### GIVEN REQUEST
Every entry below must be repeated exactly; skip the pictures.

(Saved entries)
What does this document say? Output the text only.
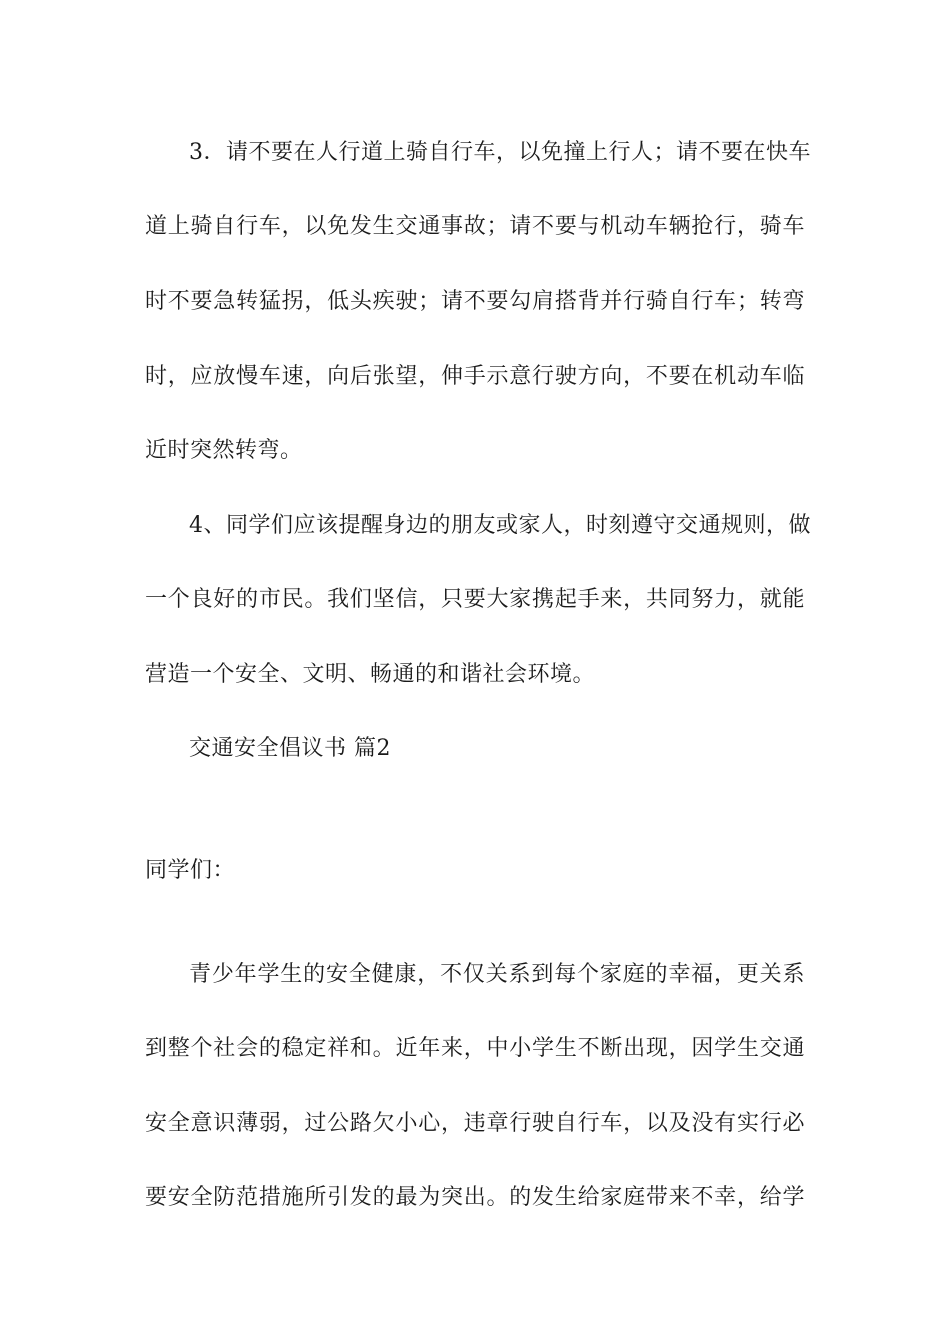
3．请不要在人行道上骑自行车，以免撞上行人；请不要在快车
道上骑自行车，以免发生交通事故；请不要与机动车辆抢行，骑车
时不要急转猛拐，低头疾驶；请不要勾肩搭背并行骑自行车；转弯
时，应放慢车速，向后张望，伸手示意行驶方向，不要在机动车临
近时突然转弯。
4、同学们应该提醒身边的朋友或家人，时刻遵守交通规则，做
一个良好的市民。我们坚信，只要大家携起手来，共同努力，就能
营造一个安全、文明、畅通的和谐社会环境。
交通安全倡议书 篇2
同学们：
青少年学生的安全健康，不仅关系到每个家庭的幸福，更关系
到整个社会的稳定祥和。近年来，中小学生不断出现，因学生交通
安全意识薄弱，过公路欠小心，违章行驶自行车，以及没有实行必
要安全防范措施所引发的最为突出。的发生给家庭带来不幸，给学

### FINAL RESULT
What does this document say? Output the text only.
3．请不要在人行道上骑自行车，以免撞上行人；请不要在快车
道上骑自行车，以免发生交通事故；请不要与机动车辆抢行，骑车
时不要急转猛拐，低头疾驶；请不要勾肩搭背并行骑自行车；转弯
时，应放慢车速，向后张望，伸手示意行驶方向，不要在机动车临
近时突然转弯。
4、同学们应该提醒身边的朋友或家人，时刻遵守交通规则，做
一个良好的市民。我们坚信，只要大家携起手来，共同努力，就能
营造一个安全、文明、畅通的和谐社会环境。
交通安全倡议书 篇2
同学们：
青少年学生的安全健康，不仅关系到每个家庭的幸福，更关系
到整个社会的稳定祥和。近年来，中小学生不断出现，因学生交通
安全意识薄弱，过公路欠小心，违章行驶自行车，以及没有实行必
要安全防范措施所引发的最为突出。的发生给家庭带来不幸，给学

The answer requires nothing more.